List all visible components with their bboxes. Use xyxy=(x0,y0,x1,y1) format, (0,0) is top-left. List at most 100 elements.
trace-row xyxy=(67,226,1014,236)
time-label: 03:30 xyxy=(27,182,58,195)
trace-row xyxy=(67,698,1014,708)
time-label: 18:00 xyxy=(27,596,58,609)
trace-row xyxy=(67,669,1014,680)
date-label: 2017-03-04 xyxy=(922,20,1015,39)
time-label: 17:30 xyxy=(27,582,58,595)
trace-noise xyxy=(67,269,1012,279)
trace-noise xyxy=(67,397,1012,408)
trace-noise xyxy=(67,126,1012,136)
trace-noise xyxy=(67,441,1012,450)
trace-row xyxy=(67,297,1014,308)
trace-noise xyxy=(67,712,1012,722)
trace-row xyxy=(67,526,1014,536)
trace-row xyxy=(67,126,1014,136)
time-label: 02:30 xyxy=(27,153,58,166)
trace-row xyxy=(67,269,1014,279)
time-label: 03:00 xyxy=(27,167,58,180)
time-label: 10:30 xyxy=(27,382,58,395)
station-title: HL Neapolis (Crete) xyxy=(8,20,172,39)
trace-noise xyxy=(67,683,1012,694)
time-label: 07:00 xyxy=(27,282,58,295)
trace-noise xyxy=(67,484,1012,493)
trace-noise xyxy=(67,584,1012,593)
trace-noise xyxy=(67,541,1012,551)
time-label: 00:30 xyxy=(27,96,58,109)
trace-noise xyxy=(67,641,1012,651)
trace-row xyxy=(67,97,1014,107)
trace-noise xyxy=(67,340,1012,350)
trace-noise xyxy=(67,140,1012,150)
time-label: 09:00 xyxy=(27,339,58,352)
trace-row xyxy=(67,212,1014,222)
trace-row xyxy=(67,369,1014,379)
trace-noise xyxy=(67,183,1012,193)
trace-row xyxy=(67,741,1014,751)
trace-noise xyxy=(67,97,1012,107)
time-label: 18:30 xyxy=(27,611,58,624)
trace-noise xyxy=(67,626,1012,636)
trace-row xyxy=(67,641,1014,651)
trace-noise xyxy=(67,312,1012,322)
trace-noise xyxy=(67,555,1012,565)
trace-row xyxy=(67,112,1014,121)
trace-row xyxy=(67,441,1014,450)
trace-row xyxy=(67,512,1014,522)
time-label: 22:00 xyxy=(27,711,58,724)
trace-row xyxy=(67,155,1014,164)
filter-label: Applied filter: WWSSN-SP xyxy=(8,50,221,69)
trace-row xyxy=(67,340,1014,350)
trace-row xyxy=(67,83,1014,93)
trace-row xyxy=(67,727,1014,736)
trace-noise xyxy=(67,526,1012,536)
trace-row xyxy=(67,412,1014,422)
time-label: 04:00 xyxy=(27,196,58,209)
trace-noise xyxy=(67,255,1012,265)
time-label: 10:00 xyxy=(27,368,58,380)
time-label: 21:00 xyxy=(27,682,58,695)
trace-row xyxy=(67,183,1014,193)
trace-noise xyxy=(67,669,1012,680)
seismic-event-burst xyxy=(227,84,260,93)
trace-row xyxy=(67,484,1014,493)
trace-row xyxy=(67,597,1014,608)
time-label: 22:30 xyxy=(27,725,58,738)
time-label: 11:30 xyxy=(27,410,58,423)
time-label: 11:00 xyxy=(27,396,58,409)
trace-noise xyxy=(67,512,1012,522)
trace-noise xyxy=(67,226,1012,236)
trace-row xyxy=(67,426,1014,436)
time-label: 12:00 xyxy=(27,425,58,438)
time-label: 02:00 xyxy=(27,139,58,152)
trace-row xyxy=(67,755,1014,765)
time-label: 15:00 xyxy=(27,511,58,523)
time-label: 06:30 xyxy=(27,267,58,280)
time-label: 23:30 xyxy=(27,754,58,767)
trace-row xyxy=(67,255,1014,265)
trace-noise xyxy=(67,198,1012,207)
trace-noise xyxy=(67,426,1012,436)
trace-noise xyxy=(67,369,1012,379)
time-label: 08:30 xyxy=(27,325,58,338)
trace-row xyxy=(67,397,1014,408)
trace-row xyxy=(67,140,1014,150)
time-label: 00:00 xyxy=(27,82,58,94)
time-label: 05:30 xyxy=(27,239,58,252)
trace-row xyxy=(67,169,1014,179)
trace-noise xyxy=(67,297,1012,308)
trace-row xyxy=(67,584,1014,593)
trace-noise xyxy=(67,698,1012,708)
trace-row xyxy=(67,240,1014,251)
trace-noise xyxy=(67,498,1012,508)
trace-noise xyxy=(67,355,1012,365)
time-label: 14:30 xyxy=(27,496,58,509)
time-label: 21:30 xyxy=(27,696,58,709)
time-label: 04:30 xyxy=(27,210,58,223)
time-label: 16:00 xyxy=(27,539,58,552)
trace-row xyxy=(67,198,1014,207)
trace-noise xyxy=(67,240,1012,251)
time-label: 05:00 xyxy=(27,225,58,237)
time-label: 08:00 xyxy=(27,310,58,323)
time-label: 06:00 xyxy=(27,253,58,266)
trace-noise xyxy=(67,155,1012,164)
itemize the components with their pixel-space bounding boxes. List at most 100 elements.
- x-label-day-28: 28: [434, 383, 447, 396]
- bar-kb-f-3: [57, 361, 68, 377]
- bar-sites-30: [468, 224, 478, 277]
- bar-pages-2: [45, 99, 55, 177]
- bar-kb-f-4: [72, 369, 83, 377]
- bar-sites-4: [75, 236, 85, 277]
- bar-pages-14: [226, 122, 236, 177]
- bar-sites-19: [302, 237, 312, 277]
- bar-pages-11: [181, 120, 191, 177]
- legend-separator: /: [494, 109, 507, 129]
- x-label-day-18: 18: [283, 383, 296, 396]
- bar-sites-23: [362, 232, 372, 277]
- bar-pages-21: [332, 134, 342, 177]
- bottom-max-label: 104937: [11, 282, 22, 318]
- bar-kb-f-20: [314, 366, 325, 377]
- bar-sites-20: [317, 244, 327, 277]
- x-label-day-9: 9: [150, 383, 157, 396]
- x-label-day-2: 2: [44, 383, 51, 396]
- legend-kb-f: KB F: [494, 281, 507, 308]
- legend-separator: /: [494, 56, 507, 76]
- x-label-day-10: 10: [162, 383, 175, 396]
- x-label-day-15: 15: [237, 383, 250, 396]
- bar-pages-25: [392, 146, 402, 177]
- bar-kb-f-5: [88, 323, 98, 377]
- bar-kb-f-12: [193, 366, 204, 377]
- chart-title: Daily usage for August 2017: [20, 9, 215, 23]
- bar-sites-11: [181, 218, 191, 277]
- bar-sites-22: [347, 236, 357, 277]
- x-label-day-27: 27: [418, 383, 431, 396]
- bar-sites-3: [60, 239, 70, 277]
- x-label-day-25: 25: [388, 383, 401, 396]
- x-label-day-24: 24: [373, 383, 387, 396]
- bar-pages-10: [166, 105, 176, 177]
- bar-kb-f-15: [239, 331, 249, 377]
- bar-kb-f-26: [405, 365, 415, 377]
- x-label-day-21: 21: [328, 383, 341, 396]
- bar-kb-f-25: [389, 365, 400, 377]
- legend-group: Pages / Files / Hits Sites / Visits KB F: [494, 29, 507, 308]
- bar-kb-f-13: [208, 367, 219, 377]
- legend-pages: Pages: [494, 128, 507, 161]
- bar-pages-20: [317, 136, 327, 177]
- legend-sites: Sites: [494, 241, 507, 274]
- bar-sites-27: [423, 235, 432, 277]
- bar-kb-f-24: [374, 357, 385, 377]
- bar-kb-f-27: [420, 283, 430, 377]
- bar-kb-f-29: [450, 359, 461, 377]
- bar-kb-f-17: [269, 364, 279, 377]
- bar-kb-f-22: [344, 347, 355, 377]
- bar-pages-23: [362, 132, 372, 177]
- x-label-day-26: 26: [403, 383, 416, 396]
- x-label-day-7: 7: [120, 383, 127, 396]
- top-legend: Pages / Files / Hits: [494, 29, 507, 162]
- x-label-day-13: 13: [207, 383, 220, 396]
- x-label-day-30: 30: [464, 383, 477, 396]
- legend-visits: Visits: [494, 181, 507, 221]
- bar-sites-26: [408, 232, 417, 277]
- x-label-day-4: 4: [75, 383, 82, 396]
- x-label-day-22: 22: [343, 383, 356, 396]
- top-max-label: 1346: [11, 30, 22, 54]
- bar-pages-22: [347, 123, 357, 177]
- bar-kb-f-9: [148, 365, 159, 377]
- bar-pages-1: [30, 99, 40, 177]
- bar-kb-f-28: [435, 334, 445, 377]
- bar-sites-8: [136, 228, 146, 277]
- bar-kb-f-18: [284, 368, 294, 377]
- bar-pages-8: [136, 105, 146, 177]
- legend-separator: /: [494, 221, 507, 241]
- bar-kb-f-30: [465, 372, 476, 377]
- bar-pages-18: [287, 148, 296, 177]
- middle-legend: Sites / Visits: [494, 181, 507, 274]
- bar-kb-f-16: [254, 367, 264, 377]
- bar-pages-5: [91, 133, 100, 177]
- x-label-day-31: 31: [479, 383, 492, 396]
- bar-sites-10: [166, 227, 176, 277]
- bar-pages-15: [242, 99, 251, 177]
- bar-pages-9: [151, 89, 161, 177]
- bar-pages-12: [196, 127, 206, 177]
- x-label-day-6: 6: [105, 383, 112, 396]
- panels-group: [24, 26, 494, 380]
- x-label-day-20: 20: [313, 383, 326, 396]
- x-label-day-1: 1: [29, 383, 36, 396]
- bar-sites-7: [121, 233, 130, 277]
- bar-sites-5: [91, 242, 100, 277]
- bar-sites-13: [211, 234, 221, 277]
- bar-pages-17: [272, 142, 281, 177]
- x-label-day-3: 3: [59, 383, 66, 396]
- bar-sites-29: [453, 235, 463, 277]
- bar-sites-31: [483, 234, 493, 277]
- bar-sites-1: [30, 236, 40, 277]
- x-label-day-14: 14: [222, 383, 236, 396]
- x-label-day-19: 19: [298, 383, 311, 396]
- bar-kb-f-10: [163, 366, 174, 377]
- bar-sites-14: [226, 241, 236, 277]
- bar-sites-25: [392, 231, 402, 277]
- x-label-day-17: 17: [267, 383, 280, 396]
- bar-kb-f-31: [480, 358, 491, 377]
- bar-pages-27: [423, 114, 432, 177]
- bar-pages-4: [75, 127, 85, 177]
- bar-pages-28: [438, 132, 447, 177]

→ DIRECTIONS FOR THIS TASK
Count the lines of the listing above that contain the word "elements", matching case exactly. Give only the number.

→ THE COMPLETED TASK
2